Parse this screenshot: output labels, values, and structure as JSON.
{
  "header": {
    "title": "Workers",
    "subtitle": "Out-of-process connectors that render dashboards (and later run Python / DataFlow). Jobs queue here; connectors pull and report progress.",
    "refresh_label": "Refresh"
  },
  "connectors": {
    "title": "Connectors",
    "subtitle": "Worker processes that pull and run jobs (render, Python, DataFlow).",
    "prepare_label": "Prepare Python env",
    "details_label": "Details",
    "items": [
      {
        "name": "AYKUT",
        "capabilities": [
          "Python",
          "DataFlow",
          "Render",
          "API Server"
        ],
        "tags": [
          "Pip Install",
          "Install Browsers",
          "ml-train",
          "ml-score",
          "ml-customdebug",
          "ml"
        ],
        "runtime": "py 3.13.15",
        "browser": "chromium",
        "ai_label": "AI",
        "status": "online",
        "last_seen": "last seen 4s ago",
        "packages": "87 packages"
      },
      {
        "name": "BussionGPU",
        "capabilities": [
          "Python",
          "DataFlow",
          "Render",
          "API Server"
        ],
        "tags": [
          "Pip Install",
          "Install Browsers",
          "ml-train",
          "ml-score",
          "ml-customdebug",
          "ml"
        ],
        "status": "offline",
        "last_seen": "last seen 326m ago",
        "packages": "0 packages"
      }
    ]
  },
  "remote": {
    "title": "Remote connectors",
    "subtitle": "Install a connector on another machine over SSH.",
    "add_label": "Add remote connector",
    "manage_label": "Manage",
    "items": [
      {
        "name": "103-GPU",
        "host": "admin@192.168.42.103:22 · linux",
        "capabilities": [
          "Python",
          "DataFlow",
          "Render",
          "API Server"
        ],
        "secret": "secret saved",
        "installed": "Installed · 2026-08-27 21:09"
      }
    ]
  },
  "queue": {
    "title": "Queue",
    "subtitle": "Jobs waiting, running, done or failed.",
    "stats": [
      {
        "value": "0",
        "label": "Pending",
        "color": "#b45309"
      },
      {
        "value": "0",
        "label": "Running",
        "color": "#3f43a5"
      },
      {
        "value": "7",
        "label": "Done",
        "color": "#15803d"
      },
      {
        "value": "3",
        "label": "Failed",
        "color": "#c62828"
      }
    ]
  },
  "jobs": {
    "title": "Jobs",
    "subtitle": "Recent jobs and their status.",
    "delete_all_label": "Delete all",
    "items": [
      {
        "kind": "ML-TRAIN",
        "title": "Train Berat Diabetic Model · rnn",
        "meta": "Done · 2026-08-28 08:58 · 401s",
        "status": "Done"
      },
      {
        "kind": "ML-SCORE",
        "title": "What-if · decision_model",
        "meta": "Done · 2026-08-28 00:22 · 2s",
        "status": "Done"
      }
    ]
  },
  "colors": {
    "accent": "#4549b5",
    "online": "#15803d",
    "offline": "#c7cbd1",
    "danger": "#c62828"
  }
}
-*-*-
=== Given request ===
Write the entire listing out again, word for word.

=== Answer ===
Parse this screenshot: output labels, values, and structure as JSON.
{
  "header": {
    "title": "Workers",
    "subtitle": "Out-of-process connectors that render dashboards (and later run Python / DataFlow). Jobs queue here; connectors pull and report progress.",
    "refresh_label": "Refresh"
  },
  "connectors": {
    "title": "Connectors",
    "subtitle": "Worker processes that pull and run jobs (render, Python, DataFlow).",
    "prepare_label": "Prepare Python env",
    "details_label": "Details",
    "items": [
      {
        "name": "AYKUT",
        "capabilities": [
          "Python",
          "DataFlow",
          "Render",
          "API Server"
        ],
        "tags": [
          "Pip Install",
          "Install Browsers",
          "ml-train",
          "ml-score",
          "ml-customdebug",
          "ml"
        ],
        "runtime": "py 3.13.15",
        "browser": "chromium",
        "ai_label": "AI",
        "status": "online",
        "last_seen": "last seen 4s ago",
        "packages": "87 packages"
      },
      {
        "name": "BussionGPU",
        "capabilities": [
          "Python",
          "DataFlow",
          "Render",
          "API Server"
        ],
        "tags": [
          "Pip Install",
          "Install Browsers",
          "ml-train",
          "ml-score",
          "ml-customdebug",
          "ml"
        ],
        "status": "offline",
        "last_seen": "last seen 326m ago",
        "packages": "0 packages"
      }
    ]
  },
  "remote": {
    "title": "Remote connectors",
    "subtitle": "Install a connector on another machine over SSH.",
    "add_label": "Add remote connector",
    "manage_label": "Manage",
    "items": [
      {
        "name": "103-GPU",
        "host": "admin@192.168.42.103:22 · linux",
        "capabilities": [
          "Python",
          "DataFlow",
          "Render",
          "API Server"
        ],
        "secret": "secret saved",
        "installed": "Installed · 2026-08-27 21:09"
      }
    ]
  },
  "queue": {
    "title": "Queue",
    "subtitle": "Jobs waiting, running, done or failed.",
    "stats": [
      {
        "value": "0",
        "label": "Pending",
        "color": "#b45309"
      },
      {
        "value": "0",
        "label": "Running",
        "color": "#3f43a5"
      },
      {
        "value": "7",
        "label": "Done",
        "color": "#15803d"
      },
      {
        "value": "3",
        "label": "Failed",
        "color": "#c62828"
      }
    ]
  },
  "jobs": {
    "title": "Jobs",
    "subtitle": "Recent jobs and their status.",
    "delete_all_label": "Delete all",
    "items": [
      {
        "kind": "ML-TRAIN",
        "title": "Train Berat Diabetic Model · rnn",
        "meta": "Done · 2026-08-28 08:58 · 401s",
        "status": "Done"
      },
      {
        "kind": "ML-SCORE",
        "title": "What-if · decision_model",
        "meta": "Done · 2026-08-28 00:22 · 2s",
        "status": "Done"
      }
    ]
  },
  "colors": {
    "accent": "#4549b5",
    "online": "#15803d",
    "offline": "#c7cbd1",
    "danger": "#c62828"
  }
}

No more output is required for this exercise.